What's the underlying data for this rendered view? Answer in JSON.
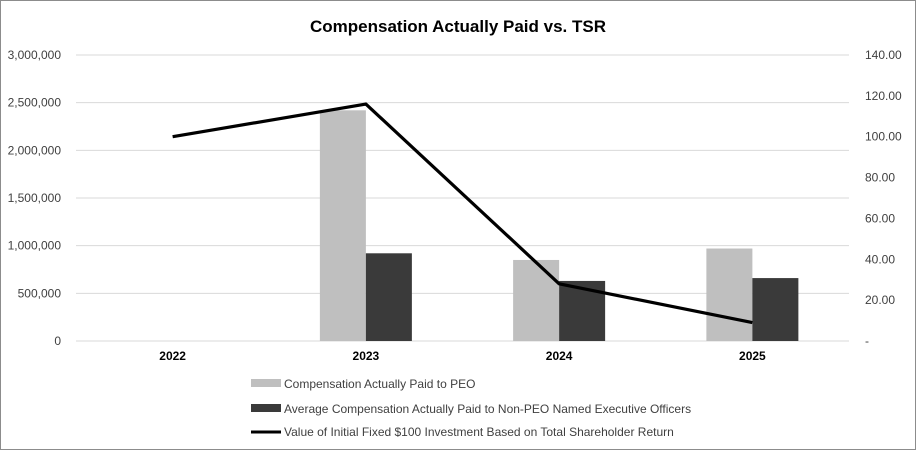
{
  "chart_data": {
    "type": "bar",
    "title": "Compensation Actually Paid vs. TSR",
    "categories": [
      "2022",
      "2023",
      "2024",
      "2025"
    ],
    "y_left": {
      "min": 0,
      "max": 3000000,
      "step": 500000,
      "tick_labels": [
        "0",
        "500,000",
        "1,000,000",
        "1,500,000",
        "2,000,000",
        "2,500,000",
        "3,000,000"
      ]
    },
    "y_right": {
      "min": 0,
      "max": 140,
      "step": 20,
      "tick_labels": [
        "-",
        "20.00",
        "40.00",
        "60.00",
        "80.00",
        "100.00",
        "120.00",
        "140.00"
      ]
    },
    "grid": true,
    "legend_position": "bottom",
    "series": [
      {
        "name": "Compensation Actually Paid to PEO",
        "kind": "bar",
        "axis": "left",
        "color": "#bfbfbf",
        "values": [
          null,
          2420000,
          850000,
          970000
        ]
      },
      {
        "name": "Average Compensation Actually Paid to Non-PEO Named Executive Officers",
        "kind": "bar",
        "axis": "left",
        "color": "#3a3a3a",
        "values": [
          null,
          920000,
          630000,
          660000
        ]
      },
      {
        "name": "Value of Initial Fixed $100 Investment Based on Total Shareholder Return",
        "kind": "line",
        "axis": "right",
        "color": "#000000",
        "values": [
          100,
          116,
          28,
          9
        ]
      }
    ]
  }
}
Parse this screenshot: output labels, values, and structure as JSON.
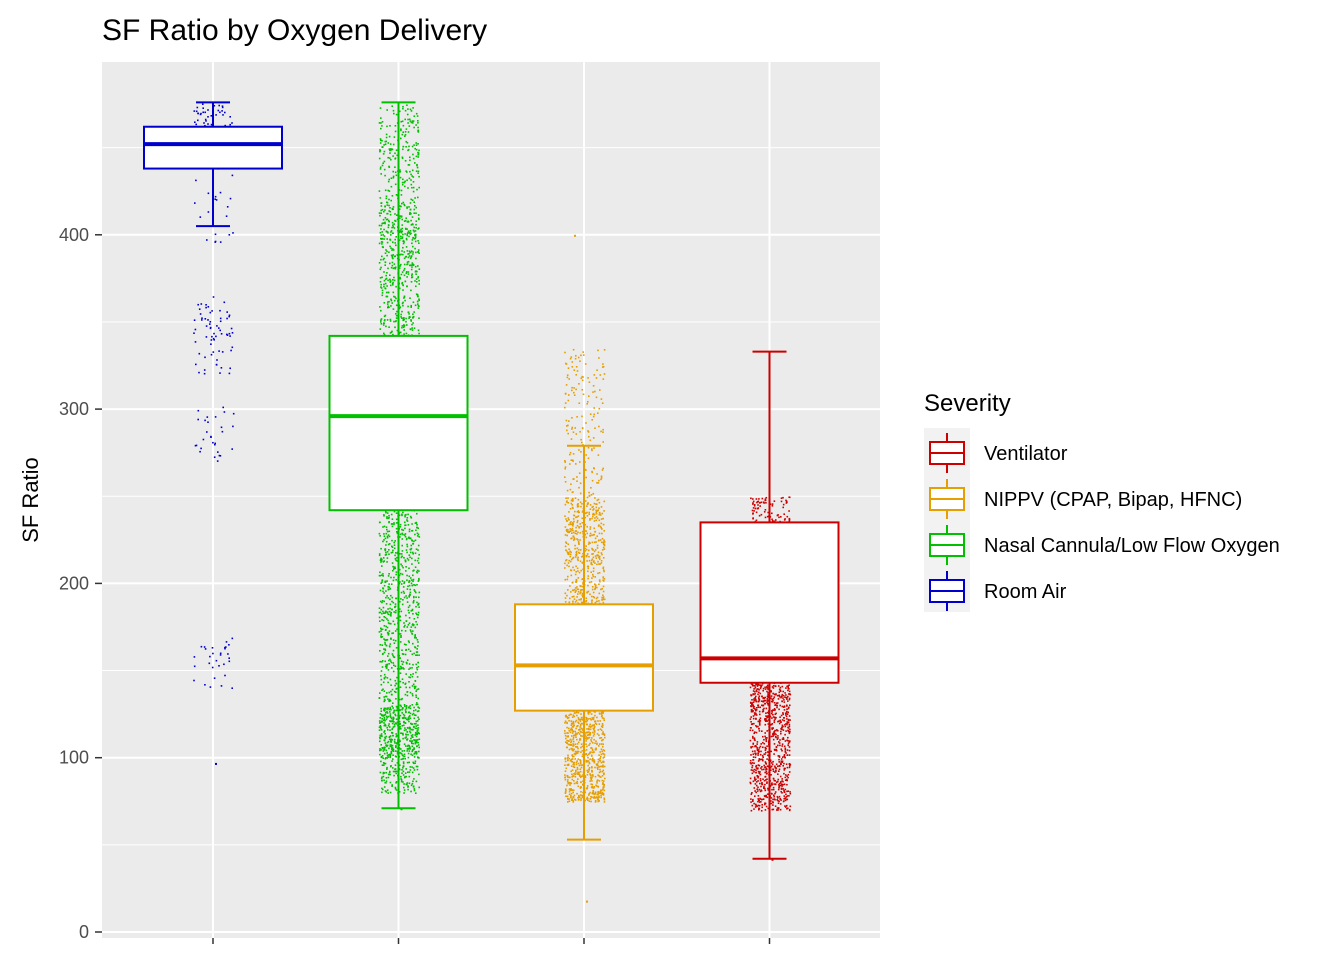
{
  "chart_data": {
    "type": "box",
    "title": "SF Ratio by Oxygen Delivery",
    "xlabel": "",
    "ylabel": "SF Ratio",
    "ylim": [
      0,
      490
    ],
    "yticks": [
      0,
      100,
      200,
      300,
      400
    ],
    "grid": true,
    "legend": {
      "title": "Severity",
      "position": "right",
      "entries": [
        "Ventilator",
        "NIPPV (CPAP, Bipap, HFNC)",
        "Nasal Cannula/Low Flow Oxygen",
        "Room Air"
      ]
    },
    "series": [
      {
        "name": "Room Air",
        "color": "#0000CD",
        "whisker_low": 405,
        "q1": 438,
        "median": 452,
        "q3": 462,
        "whisker_high": 476,
        "outlier_min": 97
      },
      {
        "name": "Nasal Cannula/Low Flow Oxygen",
        "color": "#00C000",
        "whisker_low": 71,
        "q1": 242,
        "median": 296,
        "q3": 342,
        "whisker_high": 476,
        "outlier_min": 71
      },
      {
        "name": "NIPPV (CPAP, Bipap, HFNC)",
        "color": "#E69F00",
        "whisker_low": 53,
        "q1": 127,
        "median": 153,
        "q3": 188,
        "whisker_high": 279,
        "outlier_max": 400,
        "outlier_min": 18
      },
      {
        "name": "Ventilator",
        "color": "#CC0000",
        "whisker_low": 42,
        "q1": 143,
        "median": 157,
        "q3": 235,
        "whisker_high": 333,
        "outlier_min": 42
      }
    ]
  }
}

What the task requires:
Copy each line of the entries that includes the word "Cannula".

Written answer:
        "Nasal Cannula/Low Flow Oxygen",
        "name": "Nasal Cannula/Low Flow Oxygen",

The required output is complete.